= Dataset records =
— start —

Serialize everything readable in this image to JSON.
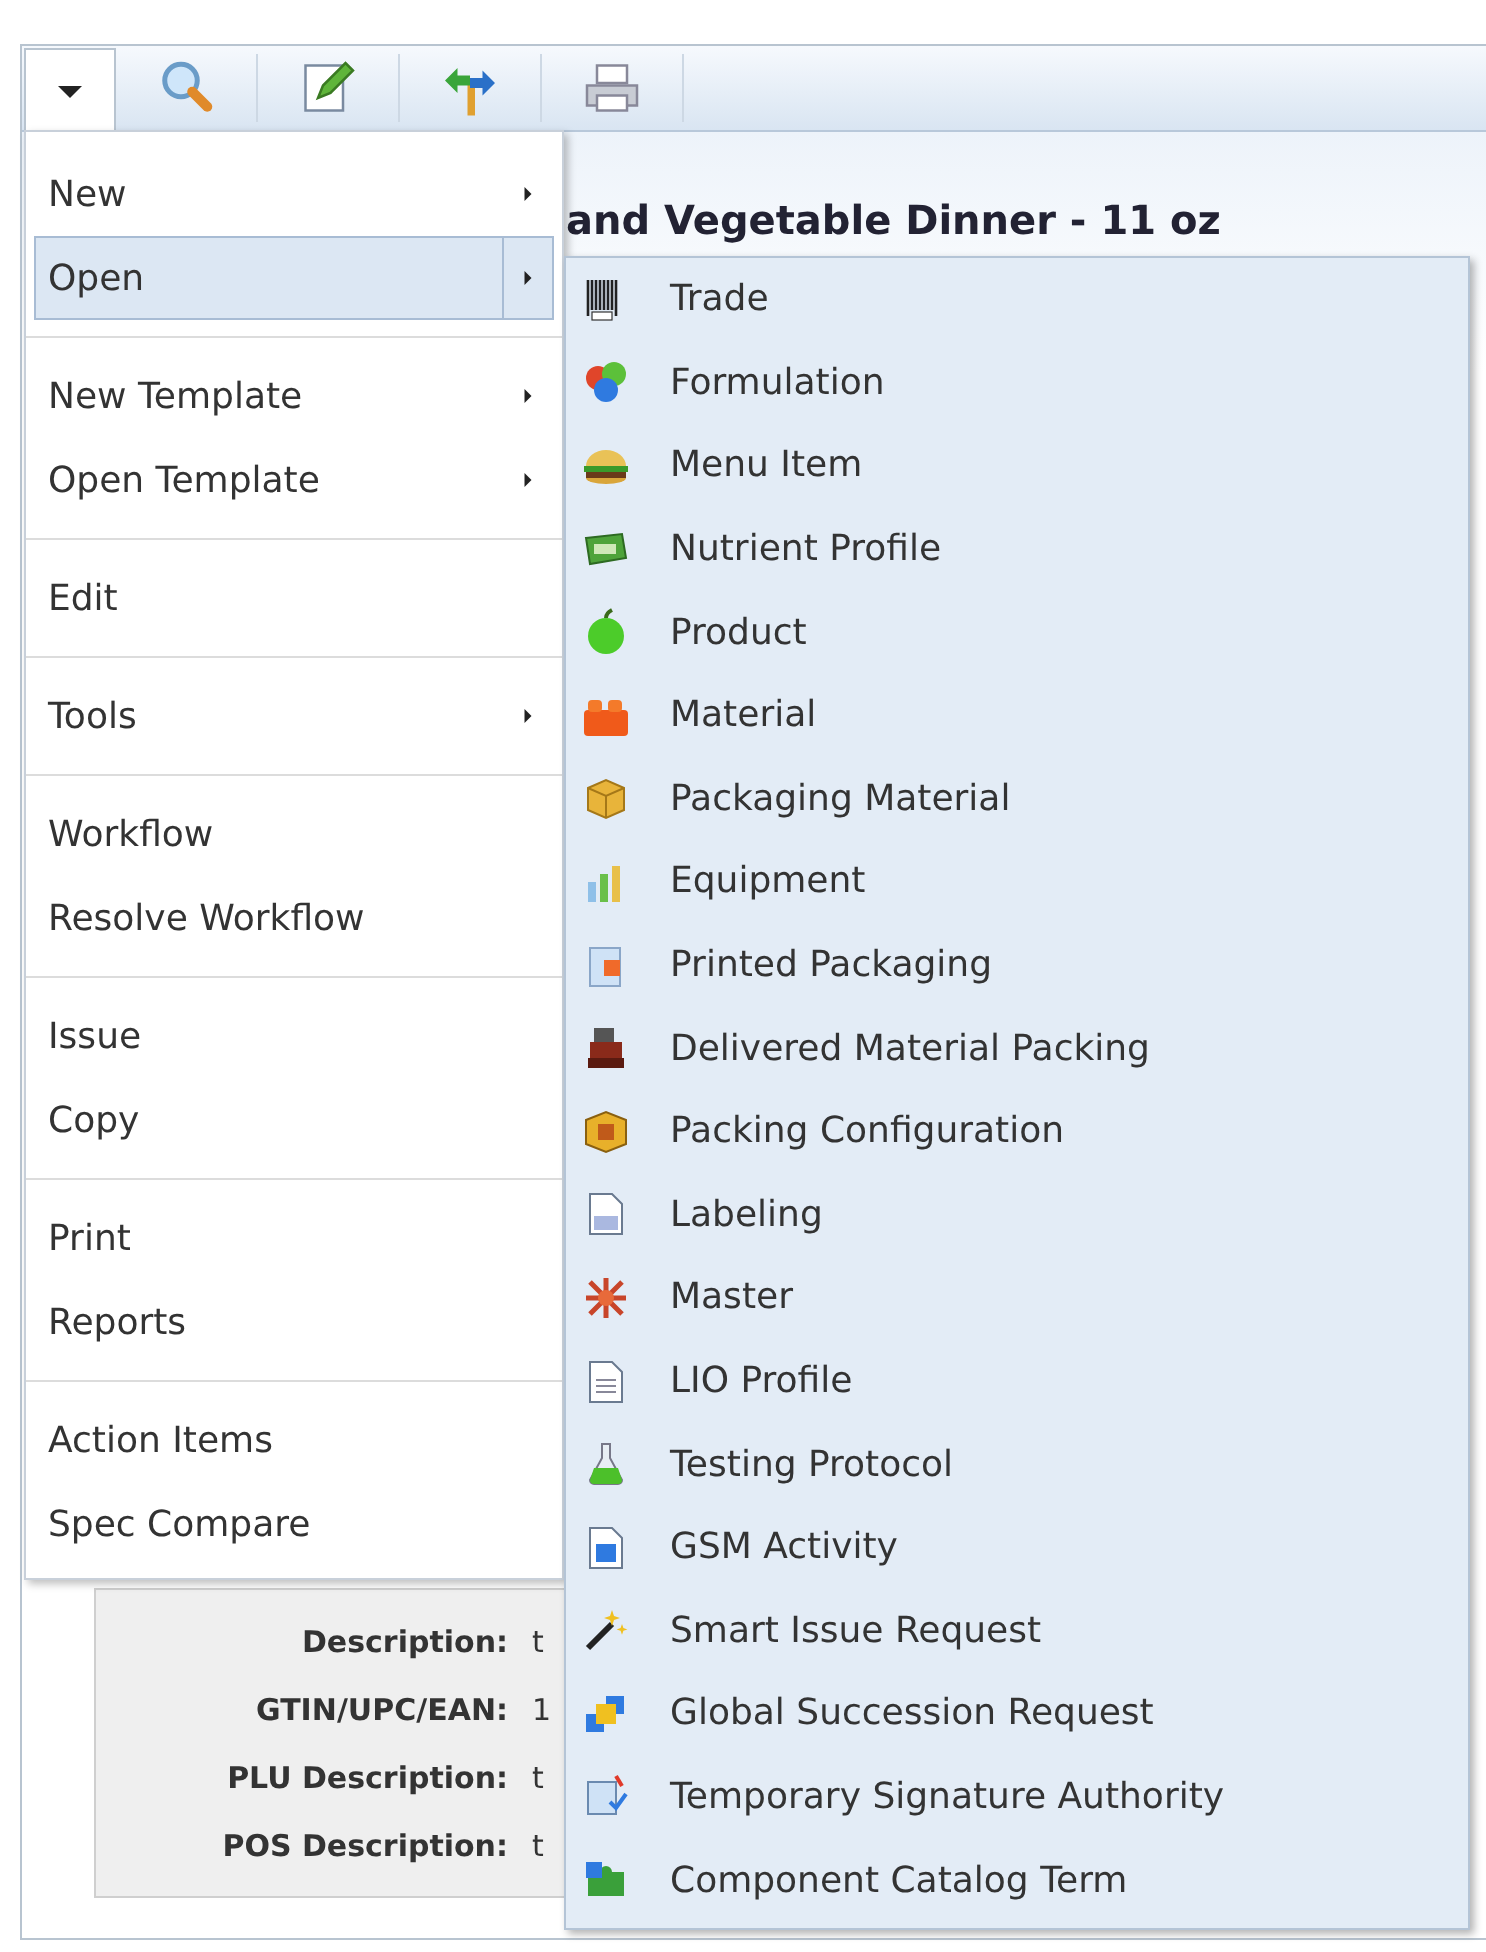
{
  "page": {
    "title": "and Vegetable Dinner - 11 oz",
    "fields": [
      {
        "label": "Description:",
        "value": "t"
      },
      {
        "label": "GTIN/UPC/EAN:",
        "value": "1"
      },
      {
        "label": "PLU Description:",
        "value": "t"
      },
      {
        "label": "POS Description:",
        "value": "t"
      }
    ]
  },
  "menu": {
    "items": [
      {
        "kind": "item",
        "label": "New",
        "submenu": true,
        "selected": false
      },
      {
        "kind": "item",
        "label": "Open",
        "submenu": true,
        "selected": true
      },
      {
        "kind": "separator"
      },
      {
        "kind": "item",
        "label": "New Template",
        "submenu": true,
        "selected": false
      },
      {
        "kind": "item",
        "label": "Open Template",
        "submenu": true,
        "selected": false
      },
      {
        "kind": "separator"
      },
      {
        "kind": "item",
        "label": "Edit",
        "submenu": false,
        "selected": false
      },
      {
        "kind": "separator"
      },
      {
        "kind": "item",
        "label": "Tools",
        "submenu": true,
        "selected": false
      },
      {
        "kind": "separator"
      },
      {
        "kind": "item",
        "label": "Workflow",
        "submenu": false,
        "selected": false
      },
      {
        "kind": "item",
        "label": "Resolve Workflow",
        "submenu": false,
        "selected": false
      },
      {
        "kind": "separator"
      },
      {
        "kind": "item",
        "label": "Issue",
        "submenu": false,
        "selected": false
      },
      {
        "kind": "item",
        "label": "Copy",
        "submenu": false,
        "selected": false
      },
      {
        "kind": "separator"
      },
      {
        "kind": "item",
        "label": "Print",
        "submenu": false,
        "selected": false
      },
      {
        "kind": "item",
        "label": "Reports",
        "submenu": false,
        "selected": false
      },
      {
        "kind": "separator"
      },
      {
        "kind": "item",
        "label": "Action Items",
        "submenu": false,
        "selected": false
      },
      {
        "kind": "item",
        "label": "Spec Compare",
        "submenu": false,
        "selected": false
      }
    ]
  },
  "submenu": {
    "items": [
      {
        "label": "Trade"
      },
      {
        "label": "Formulation"
      },
      {
        "label": "Menu Item"
      },
      {
        "label": "Nutrient Profile"
      },
      {
        "label": "Product"
      },
      {
        "label": "Material"
      },
      {
        "label": "Packaging Material"
      },
      {
        "label": "Equipment"
      },
      {
        "label": "Printed Packaging"
      },
      {
        "label": "Delivered Material Packing"
      },
      {
        "label": "Packing Configuration"
      },
      {
        "label": "Labeling"
      },
      {
        "label": "Master"
      },
      {
        "label": "LIO Profile"
      },
      {
        "label": "Testing Protocol"
      },
      {
        "label": "GSM Activity"
      },
      {
        "label": "Smart Issue Request"
      },
      {
        "label": "Global Succession Request"
      },
      {
        "label": "Temporary Signature Authority"
      },
      {
        "label": "Component Catalog Term"
      }
    ]
  }
}
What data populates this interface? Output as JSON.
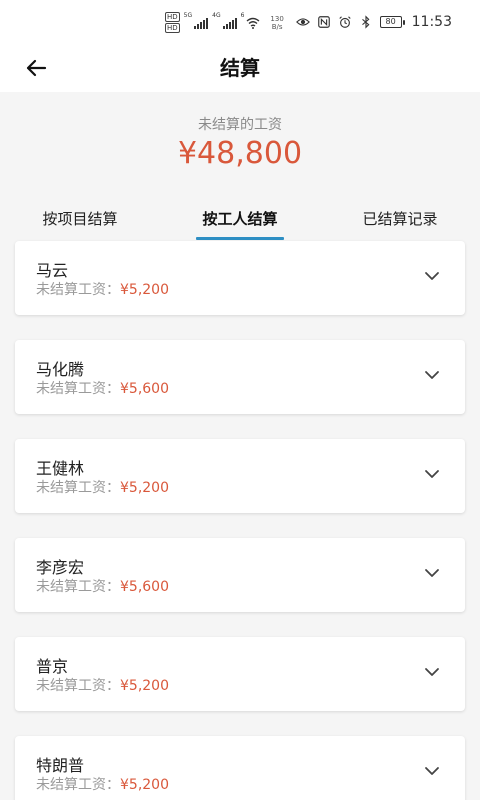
{
  "status_bar": {
    "hd_top": "HD",
    "hd_bottom": "HD",
    "net1": "5G",
    "net2": "4G",
    "wifi_tag": "6",
    "speed_value": "130",
    "speed_unit": "B/s",
    "battery": "80",
    "time": "11:53"
  },
  "header": {
    "title": "结算"
  },
  "summary": {
    "label": "未结算的工资",
    "amount": "¥48,800"
  },
  "tabs": [
    {
      "label": "按项目结算",
      "active": false
    },
    {
      "label": "按工人结算",
      "active": true
    },
    {
      "label": "已结算记录",
      "active": false
    }
  ],
  "workers": [
    {
      "name": "马云",
      "label": "未结算工资：",
      "amount": "¥5,200"
    },
    {
      "name": "马化腾",
      "label": "未结算工资：",
      "amount": "¥5,600"
    },
    {
      "name": "王健林",
      "label": "未结算工资：",
      "amount": "¥5,200"
    },
    {
      "name": "李彦宏",
      "label": "未结算工资：",
      "amount": "¥5,600"
    },
    {
      "name": "普京",
      "label": "未结算工资：",
      "amount": "¥5,200"
    },
    {
      "name": "特朗普",
      "label": "未结算工资：",
      "amount": "¥5,200"
    }
  ],
  "colors": {
    "accent_red": "#d9583b",
    "tab_indicator": "#2e8fc4",
    "background": "#f5f5f5"
  },
  "icons": {
    "back": "arrow-left-icon",
    "expand": "chevron-down-icon"
  }
}
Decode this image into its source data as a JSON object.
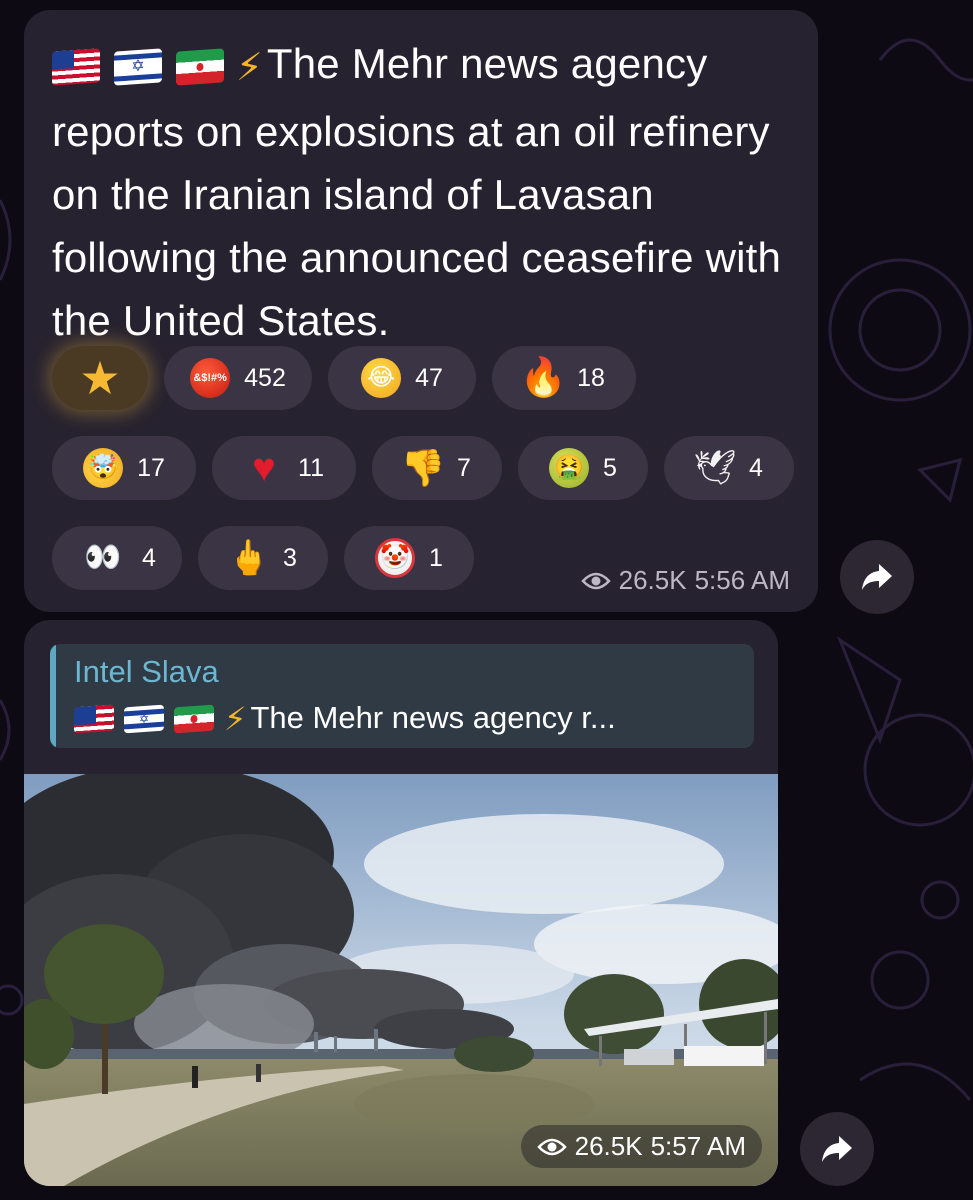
{
  "messages": [
    {
      "text": "The Mehr news agency reports on explosions at an oil refinery on the Iranian island of Lavasan following the announced ceasefire with the United States.",
      "flag_icons": [
        "us-flag-icon",
        "israel-flag-icon",
        "iran-flag-icon"
      ],
      "lead_icon": "lightning-icon",
      "reactions": [
        {
          "icon": "star-icon",
          "count": ""
        },
        {
          "icon": "swearing-face-icon",
          "count": "452"
        },
        {
          "icon": "rofl-face-icon",
          "count": "47"
        },
        {
          "icon": "fire-icon",
          "count": "18"
        },
        {
          "icon": "mind-blown-icon",
          "count": "17"
        },
        {
          "icon": "heart-icon",
          "count": "11"
        },
        {
          "icon": "thumbs-down-icon",
          "count": "7"
        },
        {
          "icon": "vomit-face-icon",
          "count": "5"
        },
        {
          "icon": "dove-icon",
          "count": "4"
        },
        {
          "icon": "eyes-icon",
          "count": "4"
        },
        {
          "icon": "middle-finger-icon",
          "count": "3"
        },
        {
          "icon": "clown-icon",
          "count": "1"
        }
      ],
      "views": "26.5K",
      "time": "5:56 AM"
    },
    {
      "reply_author": "Intel Slava",
      "reply_snippet": "The Mehr news agency r...",
      "views": "26.5K",
      "time": "5:57 AM"
    }
  ],
  "colors": {
    "background": "#0e0a14",
    "bubble": "#27222f",
    "reaction_pill": "#3a3444",
    "reply_accent": "#5fa8c4",
    "meta_text": "#bdb6c6"
  }
}
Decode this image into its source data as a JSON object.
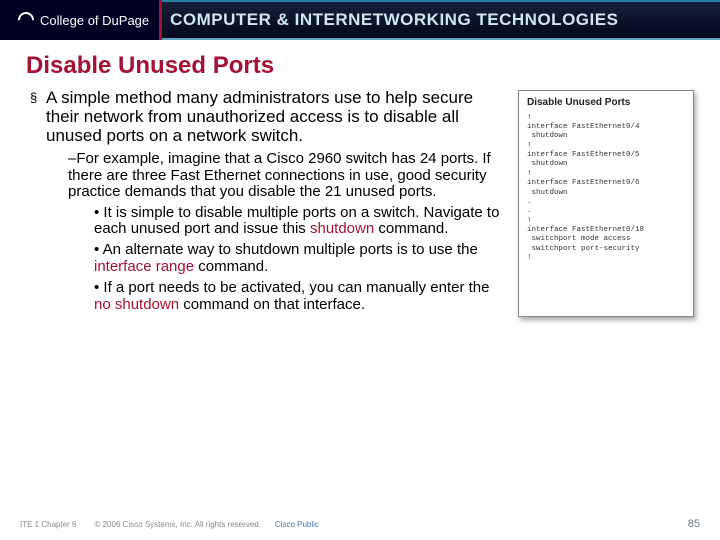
{
  "header": {
    "org": "College of DuPage",
    "banner": "COMPUTER & INTERNETWORKING TECHNOLOGIES"
  },
  "slide": {
    "title": "Disable Unused Ports",
    "main": "A simple method many administrators use to help secure their network from unauthorized access is to disable all unused ports on a network switch.",
    "sub": "–For example, imagine that a Cisco 2960 switch has 24 ports. If there are three Fast Ethernet connections in use, good security practice demands that you disable the 21 unused ports.",
    "b1_pre": "• It is simple to disable multiple ports on a switch. Navigate to each unused port and issue this ",
    "b1_cmd": "shutdown",
    "b1_post": " command.",
    "b2_pre": "• An alternate way to shutdown multiple ports is to use the ",
    "b2_cmd": "interface range",
    "b2_post": " command.",
    "b3_pre": "• If a port needs to be activated, you can manually enter the ",
    "b3_cmd": "no shutdown",
    "b3_post": " command on that interface."
  },
  "codebox": {
    "title": "Disable Unused Ports",
    "text": "!\ninterface FastEthernet0/4\n shutdown\n!\ninterface FastEthernet0/5\n shutdown\n!\ninterface FastEthernet0/6\n shutdown\n.\n.\n!\ninterface FastEthernet0/18\n switchport mode access\n switchport port-security\n!"
  },
  "footer": {
    "left": "ITE 1 Chapter 6",
    "copyright": "© 2006 Cisco Systems, Inc. All rights reserved.",
    "cisco": "Cisco Public",
    "page": "85"
  }
}
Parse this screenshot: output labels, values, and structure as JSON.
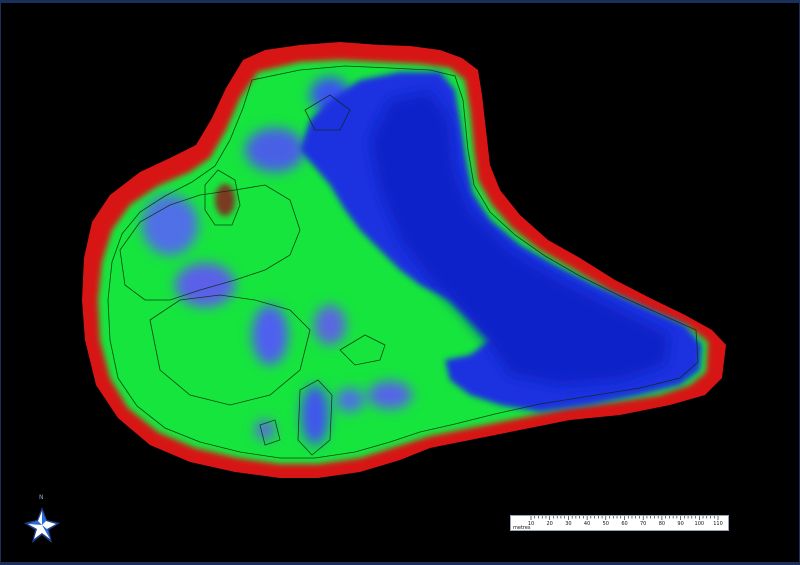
{
  "map": {
    "type": "bathymetric-contour-map",
    "colors": {
      "background": "#000000",
      "frame": "#1a2f5a",
      "shore": "#e01818",
      "shallow": "#12e83a",
      "mid": "#3a6cf0",
      "deep": "#1a2fe0",
      "peak": "#7a3a20",
      "contour": "#0a2a0a"
    }
  },
  "compass": {
    "label": "N",
    "icon": "north-star-icon",
    "color": "#ffffff"
  },
  "scale_bar": {
    "unit_label": "metres",
    "ticks": [
      "10",
      "20",
      "30",
      "40",
      "50",
      "60",
      "70",
      "80",
      "90",
      "100",
      "110"
    ]
  }
}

— end —

= What the task asks =
Determine how many lines of the entries above carry the string "Mehr", and give that number alone.

= Solution to this task =
2